Instruction: Extract the line that contains "Output a JSON" and every line after it to the end of the records below, exactly as written and nothing else.

Stored records:

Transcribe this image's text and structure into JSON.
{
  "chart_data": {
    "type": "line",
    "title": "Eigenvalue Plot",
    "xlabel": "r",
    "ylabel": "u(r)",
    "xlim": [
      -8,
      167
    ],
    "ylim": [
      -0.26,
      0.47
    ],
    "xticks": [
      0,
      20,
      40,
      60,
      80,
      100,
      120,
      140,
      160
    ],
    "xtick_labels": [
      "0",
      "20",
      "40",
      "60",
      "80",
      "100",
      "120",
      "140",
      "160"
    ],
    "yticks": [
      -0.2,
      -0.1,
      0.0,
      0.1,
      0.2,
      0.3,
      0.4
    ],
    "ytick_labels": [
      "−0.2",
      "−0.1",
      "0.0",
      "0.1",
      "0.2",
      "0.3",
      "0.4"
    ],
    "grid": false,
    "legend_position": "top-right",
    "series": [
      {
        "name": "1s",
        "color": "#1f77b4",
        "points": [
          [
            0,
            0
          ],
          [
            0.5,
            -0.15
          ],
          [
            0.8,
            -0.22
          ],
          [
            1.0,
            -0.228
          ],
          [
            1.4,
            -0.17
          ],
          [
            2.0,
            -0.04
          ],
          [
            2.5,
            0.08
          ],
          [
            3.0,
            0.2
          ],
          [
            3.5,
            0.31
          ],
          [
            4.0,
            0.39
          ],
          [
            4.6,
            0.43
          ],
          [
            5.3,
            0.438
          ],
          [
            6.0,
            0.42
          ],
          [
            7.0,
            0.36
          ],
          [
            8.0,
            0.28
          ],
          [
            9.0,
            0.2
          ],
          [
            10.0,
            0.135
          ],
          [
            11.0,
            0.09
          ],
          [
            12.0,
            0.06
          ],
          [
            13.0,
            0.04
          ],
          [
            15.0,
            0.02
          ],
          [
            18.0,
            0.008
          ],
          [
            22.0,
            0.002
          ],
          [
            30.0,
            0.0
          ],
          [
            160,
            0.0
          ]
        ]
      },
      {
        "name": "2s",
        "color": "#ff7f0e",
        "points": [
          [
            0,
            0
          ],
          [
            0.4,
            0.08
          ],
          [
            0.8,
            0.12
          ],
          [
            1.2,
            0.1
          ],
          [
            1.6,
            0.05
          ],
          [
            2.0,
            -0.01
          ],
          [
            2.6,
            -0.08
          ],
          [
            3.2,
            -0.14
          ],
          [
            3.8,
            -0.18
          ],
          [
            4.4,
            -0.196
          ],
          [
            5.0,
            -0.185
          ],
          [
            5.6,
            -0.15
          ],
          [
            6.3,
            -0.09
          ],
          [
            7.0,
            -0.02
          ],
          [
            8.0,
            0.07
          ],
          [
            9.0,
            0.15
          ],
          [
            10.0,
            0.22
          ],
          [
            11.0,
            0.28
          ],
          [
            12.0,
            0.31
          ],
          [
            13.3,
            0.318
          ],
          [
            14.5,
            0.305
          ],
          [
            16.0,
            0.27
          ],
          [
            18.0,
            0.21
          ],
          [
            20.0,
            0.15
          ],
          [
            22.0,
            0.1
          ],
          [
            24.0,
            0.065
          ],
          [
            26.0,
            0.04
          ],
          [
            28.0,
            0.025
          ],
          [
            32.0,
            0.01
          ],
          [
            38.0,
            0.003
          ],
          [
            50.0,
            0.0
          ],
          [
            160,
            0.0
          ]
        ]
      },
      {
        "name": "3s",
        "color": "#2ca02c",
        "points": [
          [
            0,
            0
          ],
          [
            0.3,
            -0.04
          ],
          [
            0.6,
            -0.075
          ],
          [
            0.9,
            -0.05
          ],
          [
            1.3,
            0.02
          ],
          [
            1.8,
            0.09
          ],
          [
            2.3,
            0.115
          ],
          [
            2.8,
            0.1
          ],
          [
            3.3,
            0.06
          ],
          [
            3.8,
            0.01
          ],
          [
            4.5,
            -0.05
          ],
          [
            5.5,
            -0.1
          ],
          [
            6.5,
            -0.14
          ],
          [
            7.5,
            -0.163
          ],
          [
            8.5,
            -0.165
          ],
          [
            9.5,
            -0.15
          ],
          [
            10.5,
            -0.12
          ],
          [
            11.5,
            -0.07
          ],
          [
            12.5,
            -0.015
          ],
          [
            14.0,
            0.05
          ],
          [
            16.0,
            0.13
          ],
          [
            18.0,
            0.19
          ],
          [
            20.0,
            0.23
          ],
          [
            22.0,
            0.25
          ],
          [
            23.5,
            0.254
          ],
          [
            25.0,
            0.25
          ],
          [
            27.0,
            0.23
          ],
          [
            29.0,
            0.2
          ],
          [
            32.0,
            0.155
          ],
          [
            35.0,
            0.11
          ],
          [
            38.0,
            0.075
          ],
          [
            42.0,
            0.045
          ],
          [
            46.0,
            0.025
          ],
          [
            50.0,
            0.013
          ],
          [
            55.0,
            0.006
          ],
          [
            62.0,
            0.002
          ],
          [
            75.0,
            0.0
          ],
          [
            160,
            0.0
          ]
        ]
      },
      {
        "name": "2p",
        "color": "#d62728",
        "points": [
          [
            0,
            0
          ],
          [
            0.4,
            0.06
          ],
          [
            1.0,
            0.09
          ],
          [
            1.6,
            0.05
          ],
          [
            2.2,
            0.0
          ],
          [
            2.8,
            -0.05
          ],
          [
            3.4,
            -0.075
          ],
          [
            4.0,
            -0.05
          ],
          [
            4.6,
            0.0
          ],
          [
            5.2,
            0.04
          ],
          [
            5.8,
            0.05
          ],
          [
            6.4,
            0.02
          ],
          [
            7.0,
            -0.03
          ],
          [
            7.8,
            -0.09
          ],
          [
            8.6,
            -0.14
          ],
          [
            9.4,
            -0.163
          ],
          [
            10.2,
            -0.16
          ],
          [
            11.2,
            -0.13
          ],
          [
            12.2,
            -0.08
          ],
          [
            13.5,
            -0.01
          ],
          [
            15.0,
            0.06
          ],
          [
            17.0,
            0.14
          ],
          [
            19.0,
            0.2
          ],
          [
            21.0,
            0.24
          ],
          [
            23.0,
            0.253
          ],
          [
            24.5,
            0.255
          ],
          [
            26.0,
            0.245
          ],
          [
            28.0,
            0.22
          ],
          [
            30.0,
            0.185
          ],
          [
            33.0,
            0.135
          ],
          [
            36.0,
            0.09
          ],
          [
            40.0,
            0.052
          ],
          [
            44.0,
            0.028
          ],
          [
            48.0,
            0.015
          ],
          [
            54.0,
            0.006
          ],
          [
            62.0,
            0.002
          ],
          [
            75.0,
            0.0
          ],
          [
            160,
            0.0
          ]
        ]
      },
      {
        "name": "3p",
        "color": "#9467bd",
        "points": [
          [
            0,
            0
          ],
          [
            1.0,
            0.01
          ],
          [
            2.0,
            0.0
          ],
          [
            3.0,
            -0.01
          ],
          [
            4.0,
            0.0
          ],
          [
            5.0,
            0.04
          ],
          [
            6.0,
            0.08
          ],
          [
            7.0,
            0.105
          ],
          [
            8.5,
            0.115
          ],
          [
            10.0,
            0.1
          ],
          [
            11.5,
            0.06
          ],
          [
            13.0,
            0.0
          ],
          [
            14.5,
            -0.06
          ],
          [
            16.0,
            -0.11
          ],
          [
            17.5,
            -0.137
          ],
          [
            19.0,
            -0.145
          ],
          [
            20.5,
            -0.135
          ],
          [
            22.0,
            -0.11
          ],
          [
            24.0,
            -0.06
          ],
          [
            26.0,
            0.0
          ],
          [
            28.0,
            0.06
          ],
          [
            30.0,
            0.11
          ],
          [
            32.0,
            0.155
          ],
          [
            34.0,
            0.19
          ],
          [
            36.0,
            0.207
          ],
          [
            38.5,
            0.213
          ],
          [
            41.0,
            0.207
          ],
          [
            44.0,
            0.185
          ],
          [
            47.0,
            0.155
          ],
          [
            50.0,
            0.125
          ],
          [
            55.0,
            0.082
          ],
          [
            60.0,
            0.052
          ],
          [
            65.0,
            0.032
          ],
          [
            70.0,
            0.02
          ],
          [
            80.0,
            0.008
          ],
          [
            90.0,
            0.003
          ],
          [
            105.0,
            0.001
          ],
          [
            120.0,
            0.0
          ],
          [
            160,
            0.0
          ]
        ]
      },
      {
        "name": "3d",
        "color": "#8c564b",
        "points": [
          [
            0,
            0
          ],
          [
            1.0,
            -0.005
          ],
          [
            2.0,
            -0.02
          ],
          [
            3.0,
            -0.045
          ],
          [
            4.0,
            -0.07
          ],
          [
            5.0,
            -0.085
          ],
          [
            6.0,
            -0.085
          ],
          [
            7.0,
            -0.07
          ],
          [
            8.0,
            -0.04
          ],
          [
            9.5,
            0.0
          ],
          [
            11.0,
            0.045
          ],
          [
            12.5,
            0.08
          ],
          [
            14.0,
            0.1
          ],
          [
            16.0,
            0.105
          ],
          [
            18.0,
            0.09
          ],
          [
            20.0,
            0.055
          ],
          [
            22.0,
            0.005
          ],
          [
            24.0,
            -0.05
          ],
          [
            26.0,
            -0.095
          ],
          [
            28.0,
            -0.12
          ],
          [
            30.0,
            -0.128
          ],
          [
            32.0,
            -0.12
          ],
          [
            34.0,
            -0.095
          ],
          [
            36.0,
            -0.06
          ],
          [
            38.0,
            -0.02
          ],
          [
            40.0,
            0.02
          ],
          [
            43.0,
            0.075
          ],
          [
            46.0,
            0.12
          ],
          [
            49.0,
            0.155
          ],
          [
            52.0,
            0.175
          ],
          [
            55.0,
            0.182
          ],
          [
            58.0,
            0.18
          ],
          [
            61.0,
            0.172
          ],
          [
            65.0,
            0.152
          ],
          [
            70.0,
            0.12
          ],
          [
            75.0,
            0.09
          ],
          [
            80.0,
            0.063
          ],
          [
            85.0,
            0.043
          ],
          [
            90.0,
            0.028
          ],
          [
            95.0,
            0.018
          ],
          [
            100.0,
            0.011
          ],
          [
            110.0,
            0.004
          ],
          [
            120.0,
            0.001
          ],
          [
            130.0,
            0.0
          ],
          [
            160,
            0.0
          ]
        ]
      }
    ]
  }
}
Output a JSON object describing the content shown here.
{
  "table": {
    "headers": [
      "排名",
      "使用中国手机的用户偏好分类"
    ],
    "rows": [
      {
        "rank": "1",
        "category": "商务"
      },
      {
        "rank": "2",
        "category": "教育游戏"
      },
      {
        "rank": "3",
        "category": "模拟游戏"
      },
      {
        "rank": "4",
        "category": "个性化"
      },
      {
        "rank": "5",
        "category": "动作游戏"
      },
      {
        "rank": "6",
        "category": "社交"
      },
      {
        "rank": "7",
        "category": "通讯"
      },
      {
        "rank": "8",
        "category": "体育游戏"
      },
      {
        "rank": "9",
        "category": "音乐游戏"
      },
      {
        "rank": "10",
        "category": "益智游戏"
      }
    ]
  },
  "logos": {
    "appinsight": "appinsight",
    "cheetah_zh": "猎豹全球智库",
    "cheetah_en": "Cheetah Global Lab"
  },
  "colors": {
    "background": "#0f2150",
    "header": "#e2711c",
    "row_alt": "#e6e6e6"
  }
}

Written answer:
Output a JSON object describing the content shown here.
{
  "table": {
    "headers": [
      "排名",
      "使用中国手机的用户偏好分类"
    ],
    "rows": [
      {
        "rank": "1",
        "category": "商务"
      },
      {
        "rank": "2",
        "category": "教育游戏"
      },
      {
        "rank": "3",
        "category": "模拟游戏"
      },
      {
        "rank": "4",
        "category": "个性化"
      },
      {
        "rank": "5",
        "category": "动作游戏"
      },
      {
        "rank": "6",
        "category": "社交"
      },
      {
        "rank": "7",
        "category": "通讯"
      },
      {
        "rank": "8",
        "category": "体育游戏"
      },
      {
        "rank": "9",
        "category": "音乐游戏"
      },
      {
        "rank": "10",
        "category": "益智游戏"
      }
    ]
  },
  "logos": {
    "appinsight": "appinsight",
    "cheetah_zh": "猎豹全球智库",
    "cheetah_en": "Cheetah Global Lab"
  },
  "colors": {
    "background": "#0f2150",
    "header": "#e2711c",
    "row_alt": "#e6e6e6"
  }
}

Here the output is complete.